Here are some records; copy every line that holds the word "Constitution".

───

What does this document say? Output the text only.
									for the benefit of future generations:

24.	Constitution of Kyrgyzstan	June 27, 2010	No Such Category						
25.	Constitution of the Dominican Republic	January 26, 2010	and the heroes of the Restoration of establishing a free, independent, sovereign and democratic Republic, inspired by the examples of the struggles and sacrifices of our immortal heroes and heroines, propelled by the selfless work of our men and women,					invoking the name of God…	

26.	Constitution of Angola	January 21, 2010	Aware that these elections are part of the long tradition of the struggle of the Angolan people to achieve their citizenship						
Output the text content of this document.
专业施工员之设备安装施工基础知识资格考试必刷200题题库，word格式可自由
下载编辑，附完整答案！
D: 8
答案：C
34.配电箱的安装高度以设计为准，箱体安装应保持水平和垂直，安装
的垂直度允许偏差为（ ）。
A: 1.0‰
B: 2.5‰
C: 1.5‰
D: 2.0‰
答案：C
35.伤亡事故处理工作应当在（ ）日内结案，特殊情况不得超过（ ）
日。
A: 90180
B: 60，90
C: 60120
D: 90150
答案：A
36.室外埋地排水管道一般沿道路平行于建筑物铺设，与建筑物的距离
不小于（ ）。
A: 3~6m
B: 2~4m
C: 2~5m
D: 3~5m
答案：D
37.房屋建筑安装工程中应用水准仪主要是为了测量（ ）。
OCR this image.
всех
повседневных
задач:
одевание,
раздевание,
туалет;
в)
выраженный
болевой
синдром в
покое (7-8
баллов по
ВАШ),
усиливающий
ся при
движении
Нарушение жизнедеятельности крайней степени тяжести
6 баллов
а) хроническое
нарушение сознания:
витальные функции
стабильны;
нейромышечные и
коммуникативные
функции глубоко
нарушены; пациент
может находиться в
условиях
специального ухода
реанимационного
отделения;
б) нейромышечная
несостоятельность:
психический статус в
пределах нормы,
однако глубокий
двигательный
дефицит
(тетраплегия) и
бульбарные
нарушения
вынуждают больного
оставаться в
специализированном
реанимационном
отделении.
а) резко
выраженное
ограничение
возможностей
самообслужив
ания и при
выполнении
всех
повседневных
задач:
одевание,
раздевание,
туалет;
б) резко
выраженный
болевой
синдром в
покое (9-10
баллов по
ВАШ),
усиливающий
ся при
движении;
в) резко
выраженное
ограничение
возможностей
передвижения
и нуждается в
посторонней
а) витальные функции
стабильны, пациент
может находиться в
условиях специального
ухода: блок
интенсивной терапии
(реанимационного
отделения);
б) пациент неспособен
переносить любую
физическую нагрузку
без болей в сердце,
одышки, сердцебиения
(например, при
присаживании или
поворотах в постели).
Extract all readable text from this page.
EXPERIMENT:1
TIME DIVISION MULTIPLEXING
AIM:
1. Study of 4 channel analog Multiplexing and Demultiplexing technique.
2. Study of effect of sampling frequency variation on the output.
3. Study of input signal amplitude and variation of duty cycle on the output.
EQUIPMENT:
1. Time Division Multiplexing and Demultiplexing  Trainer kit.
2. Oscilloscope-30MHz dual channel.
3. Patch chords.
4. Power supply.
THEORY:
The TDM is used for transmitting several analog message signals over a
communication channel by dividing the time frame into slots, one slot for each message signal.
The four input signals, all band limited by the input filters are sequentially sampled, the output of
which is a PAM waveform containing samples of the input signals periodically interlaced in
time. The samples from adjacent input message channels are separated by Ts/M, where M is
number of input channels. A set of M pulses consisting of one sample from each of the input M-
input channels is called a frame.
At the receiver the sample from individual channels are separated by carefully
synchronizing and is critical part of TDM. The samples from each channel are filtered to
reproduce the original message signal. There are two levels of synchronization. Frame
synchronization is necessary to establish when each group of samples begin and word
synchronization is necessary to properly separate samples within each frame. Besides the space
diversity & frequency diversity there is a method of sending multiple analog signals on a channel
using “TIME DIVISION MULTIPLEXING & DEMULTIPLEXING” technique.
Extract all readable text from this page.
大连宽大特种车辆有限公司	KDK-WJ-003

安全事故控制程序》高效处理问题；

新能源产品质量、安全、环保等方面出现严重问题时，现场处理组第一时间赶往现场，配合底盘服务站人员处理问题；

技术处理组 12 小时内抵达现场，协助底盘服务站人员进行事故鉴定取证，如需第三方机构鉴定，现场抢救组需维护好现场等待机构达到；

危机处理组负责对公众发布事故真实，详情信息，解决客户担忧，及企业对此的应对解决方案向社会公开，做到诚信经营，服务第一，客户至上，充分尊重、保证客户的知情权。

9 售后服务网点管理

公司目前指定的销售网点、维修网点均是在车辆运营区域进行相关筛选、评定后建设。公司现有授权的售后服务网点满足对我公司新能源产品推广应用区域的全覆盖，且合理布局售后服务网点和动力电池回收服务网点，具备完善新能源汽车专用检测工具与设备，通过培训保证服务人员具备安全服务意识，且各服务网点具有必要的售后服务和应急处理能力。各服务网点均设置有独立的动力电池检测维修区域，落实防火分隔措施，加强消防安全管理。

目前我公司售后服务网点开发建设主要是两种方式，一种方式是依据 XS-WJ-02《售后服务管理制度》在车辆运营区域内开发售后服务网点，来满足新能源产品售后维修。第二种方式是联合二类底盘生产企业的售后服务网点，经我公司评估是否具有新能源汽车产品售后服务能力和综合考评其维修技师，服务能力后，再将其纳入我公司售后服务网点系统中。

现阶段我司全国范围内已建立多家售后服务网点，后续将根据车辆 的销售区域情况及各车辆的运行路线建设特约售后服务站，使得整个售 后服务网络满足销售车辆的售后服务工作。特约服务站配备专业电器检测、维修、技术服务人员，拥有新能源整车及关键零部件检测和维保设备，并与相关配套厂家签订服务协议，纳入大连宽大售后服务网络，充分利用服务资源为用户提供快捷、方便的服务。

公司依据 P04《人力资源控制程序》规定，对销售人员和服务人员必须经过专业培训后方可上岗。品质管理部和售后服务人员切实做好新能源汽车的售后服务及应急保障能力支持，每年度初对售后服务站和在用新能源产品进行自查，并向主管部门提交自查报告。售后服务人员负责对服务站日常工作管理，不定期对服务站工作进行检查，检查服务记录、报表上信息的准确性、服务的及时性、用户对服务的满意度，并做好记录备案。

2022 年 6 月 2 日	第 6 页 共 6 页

───

→ Correct response:
24.	Constitution of Kyrgyzstan	June 27, 2010	No Such Category						
25.	Constitution of the Dominican Republic	January 26, 2010	and the heroes of the Restoration of establishing a free, independent, sovereign and democratic Republic, inspired by the examples of the struggles and sacrifices of our immortal heroes and heroines, propelled by the selfless work of our men and women,					invoking the name of God…	
26.	Constitution of Angola	January 21, 2010	Aware that these elections are part of the long tradition of the struggle of the Angolan people to achieve their citizenship						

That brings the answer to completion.